▸ **TASK PROMPT**
Copy every record below exactly.

▸ **EXERCISE INPUT**
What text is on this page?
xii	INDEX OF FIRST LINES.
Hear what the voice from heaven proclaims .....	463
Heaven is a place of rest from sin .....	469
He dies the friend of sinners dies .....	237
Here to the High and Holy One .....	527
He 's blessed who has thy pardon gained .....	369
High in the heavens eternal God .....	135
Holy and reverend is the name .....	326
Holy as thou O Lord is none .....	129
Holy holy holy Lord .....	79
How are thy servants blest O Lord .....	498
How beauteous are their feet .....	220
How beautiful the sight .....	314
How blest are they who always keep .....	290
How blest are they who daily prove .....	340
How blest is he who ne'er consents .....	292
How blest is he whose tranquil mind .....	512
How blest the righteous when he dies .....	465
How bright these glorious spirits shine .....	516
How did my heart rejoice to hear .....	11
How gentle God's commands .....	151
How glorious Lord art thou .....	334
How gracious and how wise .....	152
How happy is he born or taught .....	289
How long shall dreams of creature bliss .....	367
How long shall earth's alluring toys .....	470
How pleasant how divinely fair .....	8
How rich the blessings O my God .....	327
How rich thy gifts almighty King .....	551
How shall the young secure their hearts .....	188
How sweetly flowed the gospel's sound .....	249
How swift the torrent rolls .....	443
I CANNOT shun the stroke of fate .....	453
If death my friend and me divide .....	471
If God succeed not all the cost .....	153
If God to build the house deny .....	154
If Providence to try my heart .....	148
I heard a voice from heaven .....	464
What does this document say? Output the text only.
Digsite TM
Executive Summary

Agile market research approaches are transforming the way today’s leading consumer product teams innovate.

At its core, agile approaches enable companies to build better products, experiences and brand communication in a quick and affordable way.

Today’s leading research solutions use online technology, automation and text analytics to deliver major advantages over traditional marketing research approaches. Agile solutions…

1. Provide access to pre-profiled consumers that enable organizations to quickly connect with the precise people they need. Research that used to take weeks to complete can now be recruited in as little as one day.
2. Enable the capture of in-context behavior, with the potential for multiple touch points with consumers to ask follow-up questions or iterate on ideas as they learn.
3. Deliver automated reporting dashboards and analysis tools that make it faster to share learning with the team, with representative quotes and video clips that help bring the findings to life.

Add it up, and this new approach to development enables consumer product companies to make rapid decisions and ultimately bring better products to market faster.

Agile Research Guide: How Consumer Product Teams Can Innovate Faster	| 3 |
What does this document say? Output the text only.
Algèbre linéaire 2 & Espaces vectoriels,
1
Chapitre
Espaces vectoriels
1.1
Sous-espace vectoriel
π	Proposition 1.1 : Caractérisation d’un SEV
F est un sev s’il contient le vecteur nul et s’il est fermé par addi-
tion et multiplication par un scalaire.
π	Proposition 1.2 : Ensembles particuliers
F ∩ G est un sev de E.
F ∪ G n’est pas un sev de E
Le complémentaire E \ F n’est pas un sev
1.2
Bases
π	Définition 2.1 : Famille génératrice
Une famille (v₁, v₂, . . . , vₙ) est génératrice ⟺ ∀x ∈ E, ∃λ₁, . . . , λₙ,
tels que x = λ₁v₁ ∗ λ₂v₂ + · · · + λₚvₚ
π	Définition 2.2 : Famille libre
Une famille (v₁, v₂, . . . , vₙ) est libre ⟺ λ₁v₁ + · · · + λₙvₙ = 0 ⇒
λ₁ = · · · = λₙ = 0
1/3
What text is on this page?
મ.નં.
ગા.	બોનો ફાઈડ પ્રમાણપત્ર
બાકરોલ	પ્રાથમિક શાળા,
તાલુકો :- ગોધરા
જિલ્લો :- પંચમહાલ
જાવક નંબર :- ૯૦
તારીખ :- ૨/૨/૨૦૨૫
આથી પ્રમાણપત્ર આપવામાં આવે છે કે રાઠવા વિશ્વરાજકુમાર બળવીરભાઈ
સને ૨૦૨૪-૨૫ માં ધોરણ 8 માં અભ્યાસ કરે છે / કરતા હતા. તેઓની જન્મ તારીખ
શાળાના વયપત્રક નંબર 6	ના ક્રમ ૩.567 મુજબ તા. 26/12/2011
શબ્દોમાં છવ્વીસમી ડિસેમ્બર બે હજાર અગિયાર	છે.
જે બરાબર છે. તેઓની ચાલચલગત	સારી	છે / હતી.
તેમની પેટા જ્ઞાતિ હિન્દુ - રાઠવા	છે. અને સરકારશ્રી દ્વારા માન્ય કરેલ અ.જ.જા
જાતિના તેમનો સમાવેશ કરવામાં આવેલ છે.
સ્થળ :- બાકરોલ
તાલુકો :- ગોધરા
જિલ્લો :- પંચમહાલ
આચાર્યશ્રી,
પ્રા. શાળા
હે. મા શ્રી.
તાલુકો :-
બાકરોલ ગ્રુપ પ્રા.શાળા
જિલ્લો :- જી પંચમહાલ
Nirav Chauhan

▸ **ANSWER TO THE EXERCISE**
What text is on this page?
xii	INDEX OF FIRST LINES.
Hear what the voice from heaven proclaims .....	463
Heaven is a place of rest from sin .....	469
He dies the friend of sinners dies .....	237
Here to the High and Holy One .....	527
He 's blessed who has thy pardon gained .....	369
High in the heavens eternal God .....	135
Holy and reverend is the name .....	326
Holy as thou O Lord is none .....	129
Holy holy holy Lord .....	79
How are thy servants blest O Lord .....	498
How beauteous are their feet .....	220
How beautiful the sight .....	314
How blest are they who always keep .....	290
How blest are they who daily prove .....	340
How blest is he who ne'er consents .....	292
How blest is he whose tranquil mind .....	512
How blest the righteous when he dies .....	465
How bright these glorious spirits shine .....	516
How did my heart rejoice to hear .....	11
How gentle God's commands .....	151
How glorious Lord art thou .....	334
How gracious and how wise .....	152
How happy is he born or taught .....	289
How long shall dreams of creature bliss .....	367
How long shall earth's alluring toys .....	470
How pleasant how divinely fair .....	8
How rich the blessings O my God .....	327
How rich thy gifts almighty King .....	551
How shall the young secure their hearts .....	188
How sweetly flowed the gospel's sound .....	249
How swift the torrent rolls .....	443
I CANNOT shun the stroke of fate .....	453
If death my friend and me divide .....	471
If God succeed not all the cost .....	153
If God to build the house deny .....	154
If Providence to try my heart .....	148
I heard a voice from heaven .....	464
What does this document say? Output the text only.
Digsite TM
Executive Summary

Agile market research approaches are transforming the way today’s leading consumer product teams innovate.

At its core, agile approaches enable companies to build better products, experiences and brand communication in a quick and affordable way.

Today’s leading research solutions use online technology, automation and text analytics to deliver major advantages over traditional marketing research approaches. Agile solutions…

1. Provide access to pre-profiled consumers that enable organizations to quickly connect with the precise people they need. Research that used to take weeks to complete can now be recruited in as little as one day.
2. Enable the capture of in-context behavior, with the potential for multiple touch points with consumers to ask follow-up questions or iterate on ideas as they learn.
3. Deliver automated reporting dashboards and analysis tools that make it faster to share learning with the team, with representative quotes and video clips that help bring the findings to life.

Add it up, and this new approach to development enables consumer product companies to make rapid decisions and ultimately bring better products to market faster.

Agile Research Guide: How Consumer Product Teams Can Innovate Faster	| 3 |
What does this document say? Output the text only.
Algèbre linéaire 2 & Espaces vectoriels,
1
Chapitre
Espaces vectoriels
1.1
Sous-espace vectoriel
π	Proposition 1.1 : Caractérisation d’un SEV
F est un sev s’il contient le vecteur nul et s’il est fermé par addi-
tion et multiplication par un scalaire.
π	Proposition 1.2 : Ensembles particuliers
F ∩ G est un sev de E.
F ∪ G n’est pas un sev de E
Le complémentaire E \ F n’est pas un sev
1.2
Bases
π	Définition 2.1 : Famille génératrice
Une famille (v₁, v₂, . . . , vₙ) est génératrice ⟺ ∀x ∈ E, ∃λ₁, . . . , λₙ,
tels que x = λ₁v₁ ∗ λ₂v₂ + · · · + λₚvₚ
π	Définition 2.2 : Famille libre
Une famille (v₁, v₂, . . . , vₙ) est libre ⟺ λ₁v₁ + · · · + λₙvₙ = 0 ⇒
λ₁ = · · · = λₙ = 0
1/3
What text is on this page?
મ.નં.
ગા.	બોનો ફાઈડ પ્રમાણપત્ર
બાકરોલ	પ્રાથમિક શાળા,
તાલુકો :- ગોધરા
જિલ્લો :- પંચમહાલ
જાવક નંબર :- ૯૦
તારીખ :- ૨/૨/૨૦૨૫
આથી પ્રમાણપત્ર આપવામાં આવે છે કે રાઠવા વિશ્વરાજકુમાર બળવીરભાઈ
સને ૨૦૨૪-૨૫ માં ધોરણ 8 માં અભ્યાસ કરે છે / કરતા હતા. તેઓની જન્મ તારીખ
શાળાના વયપત્રક નંબર 6	ના ક્રમ ૩.567 મુજબ તા. 26/12/2011
શબ્દોમાં છવ્વીસમી ડિસેમ્બર બે હજાર અગિયાર	છે.
જે બરાબર છે. તેઓની ચાલચલગત	સારી	છે / હતી.
તેમની પેટા જ્ઞાતિ હિન્દુ - રાઠવા	છે. અને સરકારશ્રી દ્વારા માન્ય કરેલ અ.જ.જા
જાતિના તેમનો સમાવેશ કરવામાં આવેલ છે.
સ્થળ :- બાકરોલ
તાલુકો :- ગોધરા
જિલ્લો :- પંચમહાલ
આચાર્યશ્રી,
પ્રા. શાળા
હે. મા શ્રી.
તાલુકો :-
બાકરોલ ગ્રુપ પ્રા.શાળા
જિલ્લો :- જી પંચમહાલ
Nirav Chauhan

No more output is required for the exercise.